- _Data lines_
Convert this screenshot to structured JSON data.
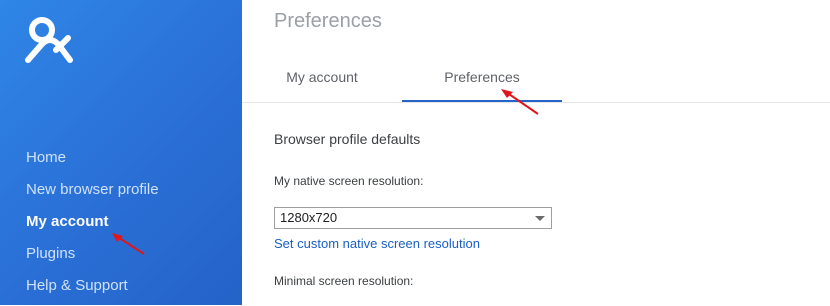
{
  "app": {
    "logo_icon": "user-logo-icon",
    "accent_color": "#2463c8"
  },
  "sidebar": {
    "items": [
      {
        "label": "Home",
        "active": false
      },
      {
        "label": "New browser profile",
        "active": false
      },
      {
        "label": "My account",
        "active": true
      },
      {
        "label": "Plugins",
        "active": false
      },
      {
        "label": "Help & Support",
        "active": false
      }
    ]
  },
  "main": {
    "page_title": "Preferences",
    "tabs": [
      {
        "label": "My account",
        "active": false
      },
      {
        "label": "Preferences",
        "active": true
      }
    ],
    "section_title": "Browser profile defaults",
    "native_resolution": {
      "label": "My native screen resolution:",
      "value": "1280x720",
      "link": "Set custom native screen resolution"
    },
    "minimal_resolution": {
      "label": "Minimal screen resolution:"
    }
  },
  "annotations": {
    "arrow_color": "#e0161b"
  }
}
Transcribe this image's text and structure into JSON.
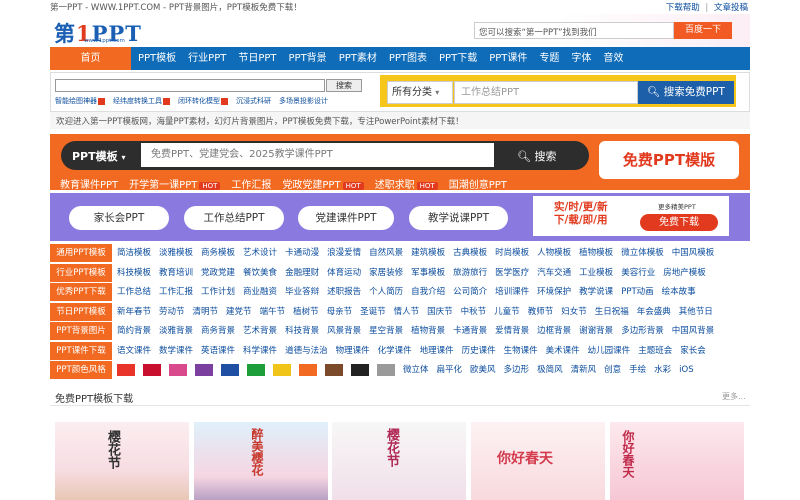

- _What is expected_
Say how many lines of the data include the string "Preferences". Nothing other than the number should be given.

- _Exercise output_
2